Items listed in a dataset
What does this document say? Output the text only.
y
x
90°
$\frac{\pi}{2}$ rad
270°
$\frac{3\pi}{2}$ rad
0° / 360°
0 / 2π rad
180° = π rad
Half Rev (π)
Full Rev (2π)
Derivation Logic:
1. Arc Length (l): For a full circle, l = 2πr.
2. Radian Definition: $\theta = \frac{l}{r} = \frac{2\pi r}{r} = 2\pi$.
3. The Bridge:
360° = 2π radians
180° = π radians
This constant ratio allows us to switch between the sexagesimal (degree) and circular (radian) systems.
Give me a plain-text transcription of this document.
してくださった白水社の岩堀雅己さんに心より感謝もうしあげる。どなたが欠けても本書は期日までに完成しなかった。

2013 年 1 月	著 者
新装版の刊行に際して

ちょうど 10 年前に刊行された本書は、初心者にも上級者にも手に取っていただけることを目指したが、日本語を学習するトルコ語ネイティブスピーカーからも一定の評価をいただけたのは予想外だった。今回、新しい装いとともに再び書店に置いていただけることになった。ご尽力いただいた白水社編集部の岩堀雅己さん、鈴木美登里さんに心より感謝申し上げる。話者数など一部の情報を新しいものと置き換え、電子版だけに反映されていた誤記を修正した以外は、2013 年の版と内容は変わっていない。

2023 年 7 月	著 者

• _What the exercise asks_
Repeat only the stretch of lines starting at the one containing "Give me a plain-text" and running to the final line of the entries above.

• _Full output_
Give me a plain-text transcription of this document.
してくださった白水社の岩堀雅己さんに心より感謝もうしあげる。どなたが欠けても本書は期日までに完成しなかった。

2013 年 1 月	著 者
新装版の刊行に際して

ちょうど 10 年前に刊行された本書は、初心者にも上級者にも手に取っていただけることを目指したが、日本語を学習するトルコ語ネイティブスピーカーからも一定の評価をいただけたのは予想外だった。今回、新しい装いとともに再び書店に置いていただけることになった。ご尽力いただいた白水社編集部の岩堀雅己さん、鈴木美登里さんに心より感謝申し上げる。話者数など一部の情報を新しいものと置き換え、電子版だけに反映されていた誤記を修正した以外は、2013 年の版と内容は変わっていない。

2023 年 7 月	著 者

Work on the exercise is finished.